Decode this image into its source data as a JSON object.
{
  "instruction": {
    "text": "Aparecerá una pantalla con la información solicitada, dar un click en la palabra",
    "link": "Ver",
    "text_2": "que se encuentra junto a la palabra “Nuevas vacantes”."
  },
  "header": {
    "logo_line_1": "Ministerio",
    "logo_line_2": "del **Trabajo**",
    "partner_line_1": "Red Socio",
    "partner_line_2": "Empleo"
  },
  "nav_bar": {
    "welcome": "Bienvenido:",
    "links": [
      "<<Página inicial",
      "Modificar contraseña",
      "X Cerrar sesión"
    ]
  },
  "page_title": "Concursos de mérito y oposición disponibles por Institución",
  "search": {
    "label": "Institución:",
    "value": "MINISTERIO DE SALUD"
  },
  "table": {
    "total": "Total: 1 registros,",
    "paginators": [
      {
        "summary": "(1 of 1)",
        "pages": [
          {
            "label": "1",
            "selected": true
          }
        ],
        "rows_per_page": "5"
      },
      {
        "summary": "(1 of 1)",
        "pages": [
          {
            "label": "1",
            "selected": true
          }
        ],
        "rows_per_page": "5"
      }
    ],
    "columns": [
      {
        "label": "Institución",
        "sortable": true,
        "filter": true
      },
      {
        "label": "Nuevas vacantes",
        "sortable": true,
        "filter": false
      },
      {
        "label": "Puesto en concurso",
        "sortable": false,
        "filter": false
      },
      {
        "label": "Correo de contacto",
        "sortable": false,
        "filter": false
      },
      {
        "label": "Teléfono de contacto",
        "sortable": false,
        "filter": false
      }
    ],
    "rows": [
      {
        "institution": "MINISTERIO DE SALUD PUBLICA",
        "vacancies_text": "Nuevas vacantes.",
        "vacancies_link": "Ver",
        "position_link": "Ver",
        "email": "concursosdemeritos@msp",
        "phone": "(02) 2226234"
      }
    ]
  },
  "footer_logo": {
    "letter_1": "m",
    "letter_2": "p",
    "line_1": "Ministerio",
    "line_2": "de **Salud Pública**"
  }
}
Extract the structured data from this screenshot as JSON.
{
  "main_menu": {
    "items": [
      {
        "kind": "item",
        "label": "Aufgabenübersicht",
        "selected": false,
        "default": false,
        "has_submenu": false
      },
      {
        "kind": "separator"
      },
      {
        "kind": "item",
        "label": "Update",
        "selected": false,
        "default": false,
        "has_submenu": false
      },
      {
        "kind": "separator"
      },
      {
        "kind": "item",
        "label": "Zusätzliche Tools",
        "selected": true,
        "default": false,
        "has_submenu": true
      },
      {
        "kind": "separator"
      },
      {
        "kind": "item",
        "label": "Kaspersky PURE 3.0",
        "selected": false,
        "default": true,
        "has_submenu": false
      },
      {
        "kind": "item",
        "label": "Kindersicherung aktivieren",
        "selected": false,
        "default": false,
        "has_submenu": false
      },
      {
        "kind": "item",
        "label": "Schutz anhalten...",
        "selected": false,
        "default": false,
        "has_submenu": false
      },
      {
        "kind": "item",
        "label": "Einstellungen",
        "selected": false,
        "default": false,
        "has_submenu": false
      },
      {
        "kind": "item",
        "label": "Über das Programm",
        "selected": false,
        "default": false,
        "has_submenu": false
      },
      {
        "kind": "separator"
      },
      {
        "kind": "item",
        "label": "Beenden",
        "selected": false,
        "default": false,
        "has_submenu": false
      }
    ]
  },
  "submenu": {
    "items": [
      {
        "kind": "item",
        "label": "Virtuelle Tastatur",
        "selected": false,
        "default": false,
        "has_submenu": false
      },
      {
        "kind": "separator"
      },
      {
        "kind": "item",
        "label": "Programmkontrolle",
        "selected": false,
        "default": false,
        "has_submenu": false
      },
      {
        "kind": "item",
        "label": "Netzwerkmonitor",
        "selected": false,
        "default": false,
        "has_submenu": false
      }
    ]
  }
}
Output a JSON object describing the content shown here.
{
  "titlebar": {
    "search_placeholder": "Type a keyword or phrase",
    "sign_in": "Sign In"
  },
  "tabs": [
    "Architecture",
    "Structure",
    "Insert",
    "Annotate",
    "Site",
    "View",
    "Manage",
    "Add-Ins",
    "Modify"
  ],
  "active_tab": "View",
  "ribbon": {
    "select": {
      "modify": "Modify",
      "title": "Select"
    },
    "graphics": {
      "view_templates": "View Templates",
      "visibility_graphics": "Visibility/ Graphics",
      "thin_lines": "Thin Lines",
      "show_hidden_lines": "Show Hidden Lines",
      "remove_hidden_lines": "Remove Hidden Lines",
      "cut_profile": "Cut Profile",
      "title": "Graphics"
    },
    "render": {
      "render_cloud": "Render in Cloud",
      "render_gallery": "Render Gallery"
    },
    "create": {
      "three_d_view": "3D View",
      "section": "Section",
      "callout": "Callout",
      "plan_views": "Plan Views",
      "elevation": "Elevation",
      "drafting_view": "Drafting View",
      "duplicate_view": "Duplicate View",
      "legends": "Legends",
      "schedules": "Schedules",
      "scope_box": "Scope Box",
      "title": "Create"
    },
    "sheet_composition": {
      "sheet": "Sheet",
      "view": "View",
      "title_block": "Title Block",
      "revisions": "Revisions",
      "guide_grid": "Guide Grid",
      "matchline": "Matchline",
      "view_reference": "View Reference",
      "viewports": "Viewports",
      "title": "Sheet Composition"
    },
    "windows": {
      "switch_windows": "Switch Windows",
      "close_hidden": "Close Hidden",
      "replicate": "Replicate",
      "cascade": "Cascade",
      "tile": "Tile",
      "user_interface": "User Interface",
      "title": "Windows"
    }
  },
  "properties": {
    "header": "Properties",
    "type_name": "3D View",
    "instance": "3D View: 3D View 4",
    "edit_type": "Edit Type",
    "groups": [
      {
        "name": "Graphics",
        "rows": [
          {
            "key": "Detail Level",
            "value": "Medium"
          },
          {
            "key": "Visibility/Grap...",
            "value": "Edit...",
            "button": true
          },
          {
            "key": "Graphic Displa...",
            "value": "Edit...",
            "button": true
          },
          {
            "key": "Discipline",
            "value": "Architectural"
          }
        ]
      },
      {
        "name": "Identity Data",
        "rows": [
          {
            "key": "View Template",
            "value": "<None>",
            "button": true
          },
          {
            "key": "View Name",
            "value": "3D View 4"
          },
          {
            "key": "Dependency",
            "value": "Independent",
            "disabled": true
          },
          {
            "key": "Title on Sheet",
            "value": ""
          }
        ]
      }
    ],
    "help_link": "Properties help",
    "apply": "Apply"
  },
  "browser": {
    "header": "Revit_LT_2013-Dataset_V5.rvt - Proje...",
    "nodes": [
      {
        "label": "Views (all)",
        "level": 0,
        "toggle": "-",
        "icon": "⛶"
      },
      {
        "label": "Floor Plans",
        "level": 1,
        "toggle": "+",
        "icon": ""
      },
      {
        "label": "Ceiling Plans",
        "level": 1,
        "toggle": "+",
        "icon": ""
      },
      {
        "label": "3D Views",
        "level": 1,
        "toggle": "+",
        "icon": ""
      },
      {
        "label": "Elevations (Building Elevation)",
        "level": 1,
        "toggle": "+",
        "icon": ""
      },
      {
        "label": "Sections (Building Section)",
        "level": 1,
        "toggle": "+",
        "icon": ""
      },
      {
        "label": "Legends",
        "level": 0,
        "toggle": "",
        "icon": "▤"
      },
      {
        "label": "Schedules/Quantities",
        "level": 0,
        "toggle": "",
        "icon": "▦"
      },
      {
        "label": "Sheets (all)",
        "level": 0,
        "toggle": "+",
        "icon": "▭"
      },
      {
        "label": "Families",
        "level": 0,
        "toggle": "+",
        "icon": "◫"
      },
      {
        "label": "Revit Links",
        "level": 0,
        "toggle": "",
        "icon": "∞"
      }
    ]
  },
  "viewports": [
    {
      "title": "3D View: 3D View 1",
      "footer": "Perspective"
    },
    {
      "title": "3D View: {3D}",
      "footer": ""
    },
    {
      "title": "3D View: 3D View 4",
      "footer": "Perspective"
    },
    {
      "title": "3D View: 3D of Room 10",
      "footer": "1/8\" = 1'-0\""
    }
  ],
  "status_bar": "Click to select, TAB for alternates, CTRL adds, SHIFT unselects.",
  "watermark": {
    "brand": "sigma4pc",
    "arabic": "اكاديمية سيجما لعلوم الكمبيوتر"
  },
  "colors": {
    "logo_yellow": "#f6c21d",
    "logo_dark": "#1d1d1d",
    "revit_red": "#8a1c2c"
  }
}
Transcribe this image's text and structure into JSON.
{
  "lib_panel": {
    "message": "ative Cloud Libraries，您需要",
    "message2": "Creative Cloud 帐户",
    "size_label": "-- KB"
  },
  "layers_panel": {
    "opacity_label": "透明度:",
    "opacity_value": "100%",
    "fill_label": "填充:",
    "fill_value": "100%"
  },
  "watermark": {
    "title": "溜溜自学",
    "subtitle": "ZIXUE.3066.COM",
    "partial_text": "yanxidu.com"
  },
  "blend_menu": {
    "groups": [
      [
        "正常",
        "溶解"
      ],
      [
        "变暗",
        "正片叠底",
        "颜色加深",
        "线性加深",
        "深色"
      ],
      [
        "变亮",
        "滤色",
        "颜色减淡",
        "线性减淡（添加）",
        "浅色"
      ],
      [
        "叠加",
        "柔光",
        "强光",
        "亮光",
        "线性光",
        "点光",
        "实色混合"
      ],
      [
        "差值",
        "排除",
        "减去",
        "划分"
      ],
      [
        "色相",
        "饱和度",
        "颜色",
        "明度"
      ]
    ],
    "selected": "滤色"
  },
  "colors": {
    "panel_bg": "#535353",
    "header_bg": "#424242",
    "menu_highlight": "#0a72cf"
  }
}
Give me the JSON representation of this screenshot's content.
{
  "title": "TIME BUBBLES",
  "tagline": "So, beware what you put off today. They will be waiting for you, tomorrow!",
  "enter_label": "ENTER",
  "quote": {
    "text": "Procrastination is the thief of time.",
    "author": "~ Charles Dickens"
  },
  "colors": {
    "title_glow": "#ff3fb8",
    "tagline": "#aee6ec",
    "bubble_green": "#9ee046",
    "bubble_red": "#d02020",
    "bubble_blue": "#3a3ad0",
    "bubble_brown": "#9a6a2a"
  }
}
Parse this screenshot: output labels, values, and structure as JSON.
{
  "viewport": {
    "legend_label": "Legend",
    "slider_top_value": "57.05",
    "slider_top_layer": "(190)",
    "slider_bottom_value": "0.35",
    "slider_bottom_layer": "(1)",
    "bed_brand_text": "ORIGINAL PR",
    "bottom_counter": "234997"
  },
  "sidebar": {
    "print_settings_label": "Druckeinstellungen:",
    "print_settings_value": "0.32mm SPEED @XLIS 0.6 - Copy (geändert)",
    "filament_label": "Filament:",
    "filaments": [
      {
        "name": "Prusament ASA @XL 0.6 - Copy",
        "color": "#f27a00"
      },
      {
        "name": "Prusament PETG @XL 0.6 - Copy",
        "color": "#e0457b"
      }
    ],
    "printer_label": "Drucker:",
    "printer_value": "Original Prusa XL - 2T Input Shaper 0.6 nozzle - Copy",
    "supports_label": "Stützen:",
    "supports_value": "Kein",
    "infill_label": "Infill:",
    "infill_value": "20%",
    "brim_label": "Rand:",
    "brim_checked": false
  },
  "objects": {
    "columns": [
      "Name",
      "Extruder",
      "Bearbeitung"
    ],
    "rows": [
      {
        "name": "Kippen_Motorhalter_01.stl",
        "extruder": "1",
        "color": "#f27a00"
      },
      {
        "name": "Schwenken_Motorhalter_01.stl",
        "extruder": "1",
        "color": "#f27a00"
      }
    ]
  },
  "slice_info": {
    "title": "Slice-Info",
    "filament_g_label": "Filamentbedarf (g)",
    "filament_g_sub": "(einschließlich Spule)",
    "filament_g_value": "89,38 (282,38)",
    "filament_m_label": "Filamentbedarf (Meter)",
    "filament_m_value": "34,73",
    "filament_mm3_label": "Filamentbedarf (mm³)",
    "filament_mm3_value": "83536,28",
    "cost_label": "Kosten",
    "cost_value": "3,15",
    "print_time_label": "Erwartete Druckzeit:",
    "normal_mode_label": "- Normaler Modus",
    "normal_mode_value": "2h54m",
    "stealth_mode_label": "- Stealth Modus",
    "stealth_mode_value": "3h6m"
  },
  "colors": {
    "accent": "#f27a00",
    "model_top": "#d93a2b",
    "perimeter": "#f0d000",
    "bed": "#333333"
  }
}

### WHAT THE TASK ASKS
Select and copy every line from the records that includes the word "Institución".

### IN RESPONSE
  "page_title": "Concursos de mérito y oposición disponibles por Institución",
    "label": "Institución:",
        "label": "Institución",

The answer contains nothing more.